***** Rows *****

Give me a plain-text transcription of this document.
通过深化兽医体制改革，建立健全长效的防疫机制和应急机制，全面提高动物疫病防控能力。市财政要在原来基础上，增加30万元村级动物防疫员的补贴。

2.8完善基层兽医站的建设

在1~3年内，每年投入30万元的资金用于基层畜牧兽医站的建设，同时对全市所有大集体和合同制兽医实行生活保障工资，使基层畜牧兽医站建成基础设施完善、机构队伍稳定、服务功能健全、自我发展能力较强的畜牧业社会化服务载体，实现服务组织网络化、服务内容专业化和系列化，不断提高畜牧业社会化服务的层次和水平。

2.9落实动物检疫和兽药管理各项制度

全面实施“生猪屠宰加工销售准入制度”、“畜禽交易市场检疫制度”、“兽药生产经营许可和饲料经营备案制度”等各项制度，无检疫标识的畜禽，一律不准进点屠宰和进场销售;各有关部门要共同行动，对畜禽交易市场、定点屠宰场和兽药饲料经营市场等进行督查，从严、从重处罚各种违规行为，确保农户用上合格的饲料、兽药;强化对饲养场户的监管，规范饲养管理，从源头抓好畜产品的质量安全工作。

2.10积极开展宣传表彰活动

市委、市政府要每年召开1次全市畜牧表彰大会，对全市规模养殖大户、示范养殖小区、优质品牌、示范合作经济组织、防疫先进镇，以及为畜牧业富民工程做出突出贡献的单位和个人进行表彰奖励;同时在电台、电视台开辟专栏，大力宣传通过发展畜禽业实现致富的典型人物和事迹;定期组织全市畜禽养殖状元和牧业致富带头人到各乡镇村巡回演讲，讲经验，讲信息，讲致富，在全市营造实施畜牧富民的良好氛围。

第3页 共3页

*****

Goal of the exercise: Write out each line of the data above again, exactly as given.

Finished answer:
Give me a plain-text transcription of this document.
通过深化兽医体制改革，建立健全长效的防疫机制和应急机制，全面提高动物疫病防控能力。市财政要在原来基础上，增加30万元村级动物防疫员的补贴。

2.8完善基层兽医站的建设

在1~3年内，每年投入30万元的资金用于基层畜牧兽医站的建设，同时对全市所有大集体和合同制兽医实行生活保障工资，使基层畜牧兽医站建成基础设施完善、机构队伍稳定、服务功能健全、自我发展能力较强的畜牧业社会化服务载体，实现服务组织网络化、服务内容专业化和系列化，不断提高畜牧业社会化服务的层次和水平。

2.9落实动物检疫和兽药管理各项制度

全面实施“生猪屠宰加工销售准入制度”、“畜禽交易市场检疫制度”、“兽药生产经营许可和饲料经营备案制度”等各项制度，无检疫标识的畜禽，一律不准进点屠宰和进场销售;各有关部门要共同行动，对畜禽交易市场、定点屠宰场和兽药饲料经营市场等进行督查，从严、从重处罚各种违规行为，确保农户用上合格的饲料、兽药;强化对饲养场户的监管，规范饲养管理，从源头抓好畜产品的质量安全工作。

2.10积极开展宣传表彰活动

市委、市政府要每年召开1次全市畜牧表彰大会，对全市规模养殖大户、示范养殖小区、优质品牌、示范合作经济组织、防疫先进镇，以及为畜牧业富民工程做出突出贡献的单位和个人进行表彰奖励;同时在电台、电视台开辟专栏，大力宣传通过发展畜禽业实现致富的典型人物和事迹;定期组织全市畜禽养殖状元和牧业致富带头人到各乡镇村巡回演讲，讲经验，讲信息，讲致富，在全市营造实施畜牧富民的良好氛围。

第3页 共3页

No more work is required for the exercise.